EXERCISE
Write out the data below in full. Keep it exact.

TASK INPUT
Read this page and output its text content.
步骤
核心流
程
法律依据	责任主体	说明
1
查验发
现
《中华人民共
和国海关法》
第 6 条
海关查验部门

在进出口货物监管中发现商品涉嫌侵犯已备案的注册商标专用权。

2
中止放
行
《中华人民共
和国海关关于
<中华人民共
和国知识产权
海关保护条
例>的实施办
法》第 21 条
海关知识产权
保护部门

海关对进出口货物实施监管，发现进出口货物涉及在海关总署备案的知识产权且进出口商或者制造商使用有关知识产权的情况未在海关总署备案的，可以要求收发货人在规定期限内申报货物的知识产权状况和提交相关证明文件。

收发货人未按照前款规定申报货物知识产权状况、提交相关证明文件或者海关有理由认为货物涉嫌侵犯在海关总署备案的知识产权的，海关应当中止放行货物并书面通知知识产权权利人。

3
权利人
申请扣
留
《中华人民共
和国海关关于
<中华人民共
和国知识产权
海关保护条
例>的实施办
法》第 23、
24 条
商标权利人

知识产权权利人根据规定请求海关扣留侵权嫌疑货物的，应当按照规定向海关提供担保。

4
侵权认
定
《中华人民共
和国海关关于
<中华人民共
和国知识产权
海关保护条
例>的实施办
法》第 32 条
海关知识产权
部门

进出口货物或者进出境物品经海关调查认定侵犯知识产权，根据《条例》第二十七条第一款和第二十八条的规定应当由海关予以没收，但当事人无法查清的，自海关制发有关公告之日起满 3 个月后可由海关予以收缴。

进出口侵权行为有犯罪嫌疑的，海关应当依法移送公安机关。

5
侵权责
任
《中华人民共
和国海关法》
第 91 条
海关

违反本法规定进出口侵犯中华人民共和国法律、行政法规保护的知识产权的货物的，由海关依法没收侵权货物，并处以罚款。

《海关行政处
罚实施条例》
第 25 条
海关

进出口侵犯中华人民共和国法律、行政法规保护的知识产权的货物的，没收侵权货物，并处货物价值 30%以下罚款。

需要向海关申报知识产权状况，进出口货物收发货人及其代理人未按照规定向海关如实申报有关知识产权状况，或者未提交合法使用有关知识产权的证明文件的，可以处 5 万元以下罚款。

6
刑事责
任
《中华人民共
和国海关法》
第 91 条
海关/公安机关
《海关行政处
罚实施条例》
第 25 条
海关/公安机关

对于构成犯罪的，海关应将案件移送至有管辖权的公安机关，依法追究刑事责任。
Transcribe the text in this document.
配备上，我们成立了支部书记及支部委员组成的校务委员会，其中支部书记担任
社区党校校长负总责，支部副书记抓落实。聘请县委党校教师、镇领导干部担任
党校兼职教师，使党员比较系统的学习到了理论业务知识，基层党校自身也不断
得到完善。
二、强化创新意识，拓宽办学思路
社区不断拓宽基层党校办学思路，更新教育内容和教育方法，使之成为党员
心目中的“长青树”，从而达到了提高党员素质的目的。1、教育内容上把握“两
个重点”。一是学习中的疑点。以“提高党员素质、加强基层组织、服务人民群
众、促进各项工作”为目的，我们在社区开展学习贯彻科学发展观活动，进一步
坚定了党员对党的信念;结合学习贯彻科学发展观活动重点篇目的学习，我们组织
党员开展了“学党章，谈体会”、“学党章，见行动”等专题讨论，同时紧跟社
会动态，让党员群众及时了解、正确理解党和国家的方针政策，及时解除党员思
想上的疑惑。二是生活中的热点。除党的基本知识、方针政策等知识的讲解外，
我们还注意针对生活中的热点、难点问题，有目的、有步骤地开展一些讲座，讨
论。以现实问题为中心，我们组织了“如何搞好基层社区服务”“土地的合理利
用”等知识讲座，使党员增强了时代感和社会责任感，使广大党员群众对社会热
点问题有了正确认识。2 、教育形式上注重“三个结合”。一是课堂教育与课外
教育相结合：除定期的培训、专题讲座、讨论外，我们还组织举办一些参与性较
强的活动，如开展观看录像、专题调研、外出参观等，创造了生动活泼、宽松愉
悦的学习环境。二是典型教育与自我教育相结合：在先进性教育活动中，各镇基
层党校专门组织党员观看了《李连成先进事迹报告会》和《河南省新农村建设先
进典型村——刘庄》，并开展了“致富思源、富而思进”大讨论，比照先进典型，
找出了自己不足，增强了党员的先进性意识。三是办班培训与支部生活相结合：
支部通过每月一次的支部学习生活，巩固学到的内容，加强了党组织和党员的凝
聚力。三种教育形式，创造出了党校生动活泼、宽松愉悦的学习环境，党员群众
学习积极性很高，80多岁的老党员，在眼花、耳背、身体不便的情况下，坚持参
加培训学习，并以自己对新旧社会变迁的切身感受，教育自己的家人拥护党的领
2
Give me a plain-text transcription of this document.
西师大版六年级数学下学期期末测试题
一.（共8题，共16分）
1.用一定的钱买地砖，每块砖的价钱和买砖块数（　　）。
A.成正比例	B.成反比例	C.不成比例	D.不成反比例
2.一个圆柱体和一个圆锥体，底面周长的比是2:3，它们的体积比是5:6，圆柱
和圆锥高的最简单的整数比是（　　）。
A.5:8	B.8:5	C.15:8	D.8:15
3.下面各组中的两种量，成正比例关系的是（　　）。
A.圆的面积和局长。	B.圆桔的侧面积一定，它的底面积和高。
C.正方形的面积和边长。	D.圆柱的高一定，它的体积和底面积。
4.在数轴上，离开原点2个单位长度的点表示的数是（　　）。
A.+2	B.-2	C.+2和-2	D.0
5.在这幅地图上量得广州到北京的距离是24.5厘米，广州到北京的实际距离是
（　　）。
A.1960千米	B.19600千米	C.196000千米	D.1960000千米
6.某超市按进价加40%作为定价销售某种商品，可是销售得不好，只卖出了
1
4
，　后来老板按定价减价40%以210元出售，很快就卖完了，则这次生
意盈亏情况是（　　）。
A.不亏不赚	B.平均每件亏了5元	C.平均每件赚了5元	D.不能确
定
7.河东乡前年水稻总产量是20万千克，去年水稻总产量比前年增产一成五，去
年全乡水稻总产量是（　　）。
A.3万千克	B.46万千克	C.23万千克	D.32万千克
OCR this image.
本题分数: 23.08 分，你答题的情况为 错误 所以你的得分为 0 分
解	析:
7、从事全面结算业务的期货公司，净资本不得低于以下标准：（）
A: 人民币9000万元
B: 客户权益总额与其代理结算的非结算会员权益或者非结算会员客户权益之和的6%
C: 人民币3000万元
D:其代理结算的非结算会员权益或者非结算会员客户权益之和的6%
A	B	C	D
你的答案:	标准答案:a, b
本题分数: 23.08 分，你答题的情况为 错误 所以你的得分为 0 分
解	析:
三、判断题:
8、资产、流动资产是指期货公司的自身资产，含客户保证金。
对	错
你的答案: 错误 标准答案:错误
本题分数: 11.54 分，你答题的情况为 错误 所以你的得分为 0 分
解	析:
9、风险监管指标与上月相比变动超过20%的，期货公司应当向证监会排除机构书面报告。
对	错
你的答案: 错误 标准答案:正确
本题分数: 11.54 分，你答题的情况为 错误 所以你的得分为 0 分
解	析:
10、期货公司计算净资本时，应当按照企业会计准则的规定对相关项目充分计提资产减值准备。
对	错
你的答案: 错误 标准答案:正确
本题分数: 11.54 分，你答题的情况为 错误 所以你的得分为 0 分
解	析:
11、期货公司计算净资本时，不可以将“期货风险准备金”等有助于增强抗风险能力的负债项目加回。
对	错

RESPONSE
Read this page and output its text content.
步骤
核心流
程
法律依据	责任主体	说明
1
查验发
现
《中华人民共
和国海关法》
第 6 条
海关查验部门

在进出口货物监管中发现商品涉嫌侵犯已备案的注册商标专用权。

2
中止放
行
《中华人民共
和国海关关于
<中华人民共
和国知识产权
海关保护条
例>的实施办
法》第 21 条
海关知识产权
保护部门

海关对进出口货物实施监管，发现进出口货物涉及在海关总署备案的知识产权且进出口商或者制造商使用有关知识产权的情况未在海关总署备案的，可以要求收发货人在规定期限内申报货物的知识产权状况和提交相关证明文件。

收发货人未按照前款规定申报货物知识产权状况、提交相关证明文件或者海关有理由认为货物涉嫌侵犯在海关总署备案的知识产权的，海关应当中止放行货物并书面通知知识产权权利人。

3
权利人
申请扣
留
《中华人民共
和国海关关于
<中华人民共
和国知识产权
海关保护条
例>的实施办
法》第 23、
24 条
商标权利人

知识产权权利人根据规定请求海关扣留侵权嫌疑货物的，应当按照规定向海关提供担保。

4
侵权认
定
《中华人民共
和国海关关于
<中华人民共
和国知识产权
海关保护条
例>的实施办
法》第 32 条
海关知识产权
部门

进出口货物或者进出境物品经海关调查认定侵犯知识产权，根据《条例》第二十七条第一款和第二十八条的规定应当由海关予以没收，但当事人无法查清的，自海关制发有关公告之日起满 3 个月后可由海关予以收缴。

进出口侵权行为有犯罪嫌疑的，海关应当依法移送公安机关。

5
侵权责
任
《中华人民共
和国海关法》
第 91 条
海关

违反本法规定进出口侵犯中华人民共和国法律、行政法规保护的知识产权的货物的，由海关依法没收侵权货物，并处以罚款。

《海关行政处
罚实施条例》
第 25 条
海关

进出口侵犯中华人民共和国法律、行政法规保护的知识产权的货物的，没收侵权货物，并处货物价值 30%以下罚款。

需要向海关申报知识产权状况，进出口货物收发货人及其代理人未按照规定向海关如实申报有关知识产权状况，或者未提交合法使用有关知识产权的证明文件的，可以处 5 万元以下罚款。

6
刑事责
任
《中华人民共
和国海关法》
第 91 条
海关/公安机关
《海关行政处
罚实施条例》
第 25 条
海关/公安机关

对于构成犯罪的，海关应将案件移送至有管辖权的公安机关，依法追究刑事责任。
Transcribe the text in this document.
配备上，我们成立了支部书记及支部委员组成的校务委员会，其中支部书记担任
社区党校校长负总责，支部副书记抓落实。聘请县委党校教师、镇领导干部担任
党校兼职教师，使党员比较系统的学习到了理论业务知识，基层党校自身也不断
得到完善。
二、强化创新意识，拓宽办学思路
社区不断拓宽基层党校办学思路，更新教育内容和教育方法，使之成为党员
心目中的“长青树”，从而达到了提高党员素质的目的。1、教育内容上把握“两
个重点”。一是学习中的疑点。以“提高党员素质、加强基层组织、服务人民群
众、促进各项工作”为目的，我们在社区开展学习贯彻科学发展观活动，进一步
坚定了党员对党的信念;结合学习贯彻科学发展观活动重点篇目的学习，我们组织
党员开展了“学党章，谈体会”、“学党章，见行动”等专题讨论，同时紧跟社
会动态，让党员群众及时了解、正确理解党和国家的方针政策，及时解除党员思
想上的疑惑。二是生活中的热点。除党的基本知识、方针政策等知识的讲解外，
我们还注意针对生活中的热点、难点问题，有目的、有步骤地开展一些讲座，讨
论。以现实问题为中心，我们组织了“如何搞好基层社区服务”“土地的合理利
用”等知识讲座，使党员增强了时代感和社会责任感，使广大党员群众对社会热
点问题有了正确认识。2 、教育形式上注重“三个结合”。一是课堂教育与课外
教育相结合：除定期的培训、专题讲座、讨论外，我们还组织举办一些参与性较
强的活动，如开展观看录像、专题调研、外出参观等，创造了生动活泼、宽松愉
悦的学习环境。二是典型教育与自我教育相结合：在先进性教育活动中，各镇基
层党校专门组织党员观看了《李连成先进事迹报告会》和《河南省新农村建设先
进典型村——刘庄》，并开展了“致富思源、富而思进”大讨论，比照先进典型，
找出了自己不足，增强了党员的先进性意识。三是办班培训与支部生活相结合：
支部通过每月一次的支部学习生活，巩固学到的内容，加强了党组织和党员的凝
聚力。三种教育形式，创造出了党校生动活泼、宽松愉悦的学习环境，党员群众
学习积极性很高，80多岁的老党员，在眼花、耳背、身体不便的情况下，坚持参
加培训学习，并以自己对新旧社会变迁的切身感受，教育自己的家人拥护党的领
2
Give me a plain-text transcription of this document.
西师大版六年级数学下学期期末测试题
一.（共8题，共16分）
1.用一定的钱买地砖，每块砖的价钱和买砖块数（　　）。
A.成正比例	B.成反比例	C.不成比例	D.不成反比例
2.一个圆柱体和一个圆锥体，底面周长的比是2:3，它们的体积比是5:6，圆柱
和圆锥高的最简单的整数比是（　　）。
A.5:8	B.8:5	C.15:8	D.8:15
3.下面各组中的两种量，成正比例关系的是（　　）。
A.圆的面积和局长。	B.圆桔的侧面积一定，它的底面积和高。
C.正方形的面积和边长。	D.圆柱的高一定，它的体积和底面积。
4.在数轴上，离开原点2个单位长度的点表示的数是（　　）。
A.+2	B.-2	C.+2和-2	D.0
5.在这幅地图上量得广州到北京的距离是24.5厘米，广州到北京的实际距离是
（　　）。
A.1960千米	B.19600千米	C.196000千米	D.1960000千米
6.某超市按进价加40%作为定价销售某种商品，可是销售得不好，只卖出了
1
4
，　后来老板按定价减价40%以210元出售，很快就卖完了，则这次生
意盈亏情况是（　　）。
A.不亏不赚	B.平均每件亏了5元	C.平均每件赚了5元	D.不能确
定
7.河东乡前年水稻总产量是20万千克，去年水稻总产量比前年增产一成五，去
年全乡水稻总产量是（　　）。
A.3万千克	B.46万千克	C.23万千克	D.32万千克
OCR this image.
本题分数: 23.08 分，你答题的情况为 错误 所以你的得分为 0 分
解	析:
7、从事全面结算业务的期货公司，净资本不得低于以下标准：（）
A: 人民币9000万元
B: 客户权益总额与其代理结算的非结算会员权益或者非结算会员客户权益之和的6%
C: 人民币3000万元
D:其代理结算的非结算会员权益或者非结算会员客户权益之和的6%
A	B	C	D
你的答案:	标准答案:a, b
本题分数: 23.08 分，你答题的情况为 错误 所以你的得分为 0 分
解	析:
三、判断题:
8、资产、流动资产是指期货公司的自身资产，含客户保证金。
对	错
你的答案: 错误 标准答案:错误
本题分数: 11.54 分，你答题的情况为 错误 所以你的得分为 0 分
解	析:
9、风险监管指标与上月相比变动超过20%的，期货公司应当向证监会排除机构书面报告。
对	错
你的答案: 错误 标准答案:正确
本题分数: 11.54 分，你答题的情况为 错误 所以你的得分为 0 分
解	析:
10、期货公司计算净资本时，应当按照企业会计准则的规定对相关项目充分计提资产减值准备。
对	错
你的答案: 错误 标准答案:正确
本题分数: 11.54 分，你答题的情况为 错误 所以你的得分为 0 分
解	析:
11、期货公司计算净资本时，不可以将“期货风险准备金”等有助于增强抗风险能力的负债项目加回。
对	错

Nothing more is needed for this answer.